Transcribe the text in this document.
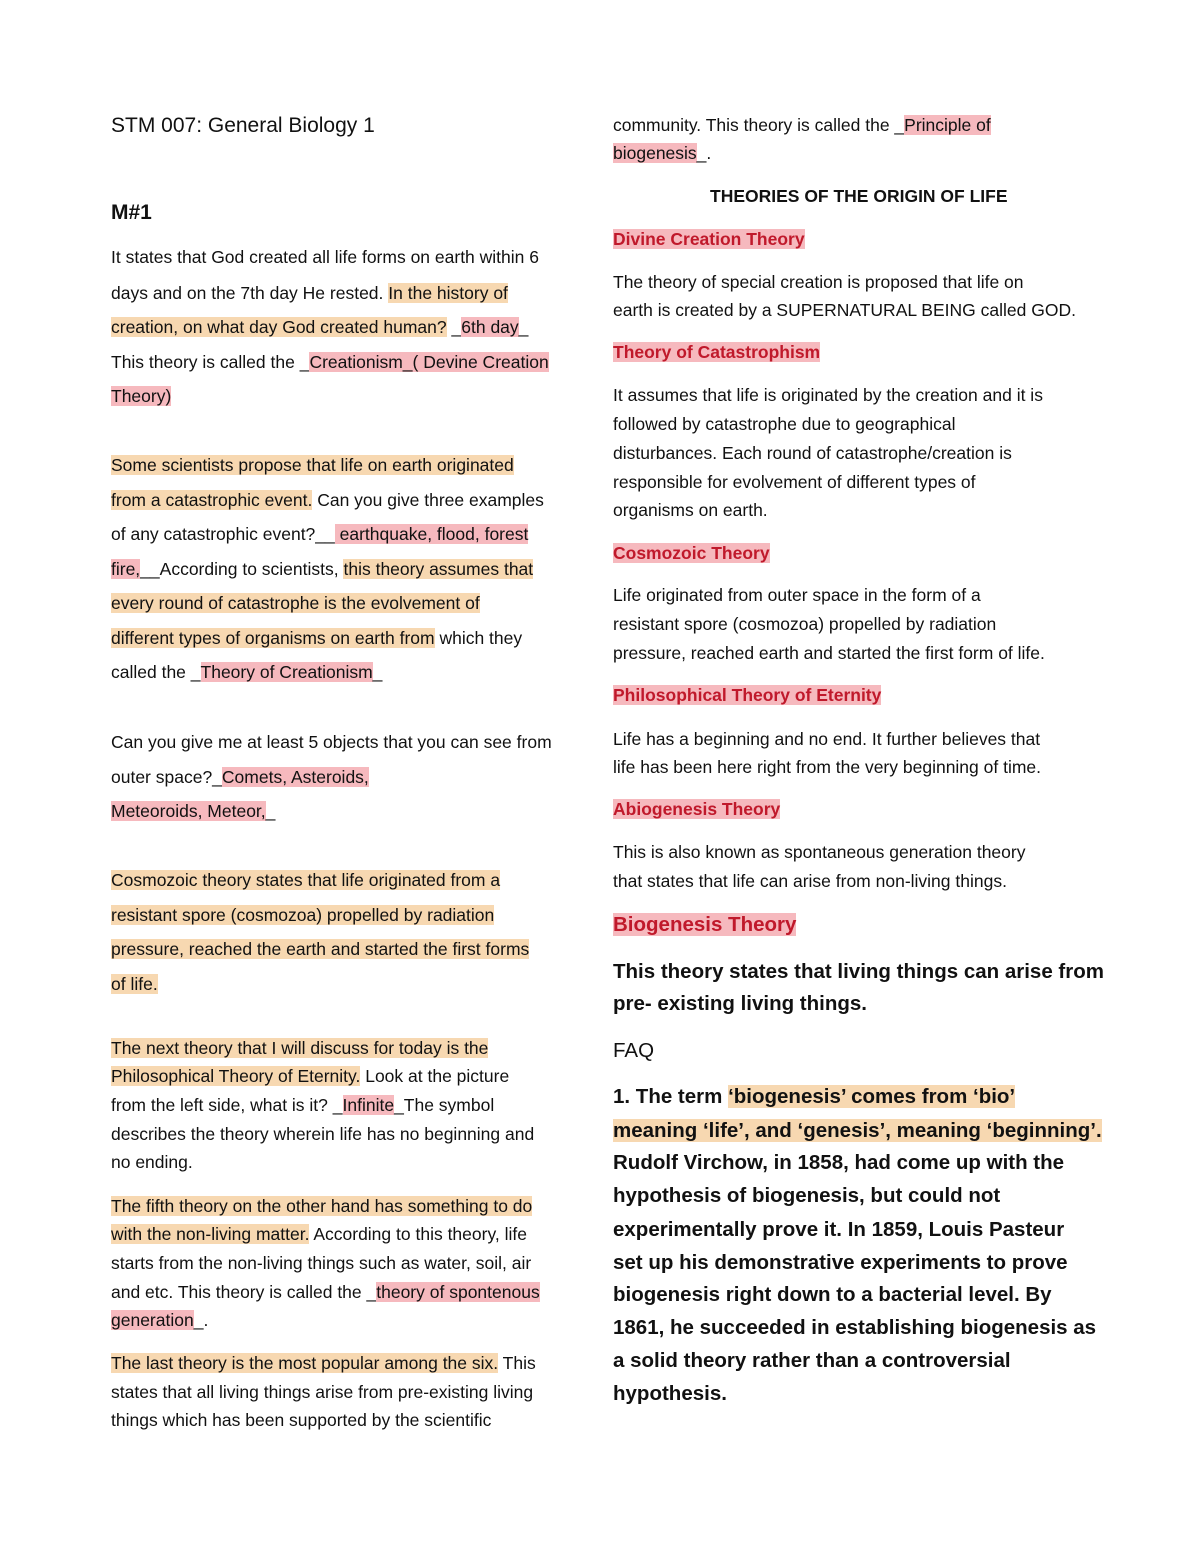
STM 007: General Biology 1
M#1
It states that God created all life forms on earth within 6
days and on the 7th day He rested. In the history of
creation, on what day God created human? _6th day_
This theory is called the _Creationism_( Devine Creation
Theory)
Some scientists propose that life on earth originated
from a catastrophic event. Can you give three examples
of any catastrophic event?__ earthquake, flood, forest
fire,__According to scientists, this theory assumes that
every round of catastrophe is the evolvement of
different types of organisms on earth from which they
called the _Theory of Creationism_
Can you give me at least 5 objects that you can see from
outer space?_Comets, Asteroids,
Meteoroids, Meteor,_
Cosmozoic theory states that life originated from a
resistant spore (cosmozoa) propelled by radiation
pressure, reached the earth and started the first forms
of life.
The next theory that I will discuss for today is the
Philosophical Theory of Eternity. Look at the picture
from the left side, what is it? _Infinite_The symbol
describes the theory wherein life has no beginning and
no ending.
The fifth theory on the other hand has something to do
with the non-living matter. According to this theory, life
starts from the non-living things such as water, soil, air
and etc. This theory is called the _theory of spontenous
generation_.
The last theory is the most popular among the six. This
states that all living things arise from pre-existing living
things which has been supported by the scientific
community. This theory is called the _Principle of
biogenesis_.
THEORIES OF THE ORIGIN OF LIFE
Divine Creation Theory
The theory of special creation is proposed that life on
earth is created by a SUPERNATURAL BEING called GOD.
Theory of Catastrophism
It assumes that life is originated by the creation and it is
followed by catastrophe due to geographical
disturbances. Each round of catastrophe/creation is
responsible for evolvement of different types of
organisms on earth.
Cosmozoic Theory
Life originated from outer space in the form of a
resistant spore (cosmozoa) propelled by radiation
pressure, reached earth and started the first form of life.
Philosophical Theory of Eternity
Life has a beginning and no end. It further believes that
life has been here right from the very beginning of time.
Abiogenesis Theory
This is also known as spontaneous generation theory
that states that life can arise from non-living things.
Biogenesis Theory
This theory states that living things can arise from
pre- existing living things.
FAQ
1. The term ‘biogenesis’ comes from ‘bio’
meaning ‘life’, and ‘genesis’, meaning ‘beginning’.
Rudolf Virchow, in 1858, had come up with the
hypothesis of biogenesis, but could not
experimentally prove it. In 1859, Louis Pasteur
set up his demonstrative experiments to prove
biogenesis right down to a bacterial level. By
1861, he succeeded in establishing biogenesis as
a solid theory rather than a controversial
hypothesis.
-------
## [EXERCISE]
For each line above that contains the word "space", make a copy.

## [RESULT OF THIS EXERCISE]
outer space?_Comets, Asteroids,
Life originated from outer space in the form of a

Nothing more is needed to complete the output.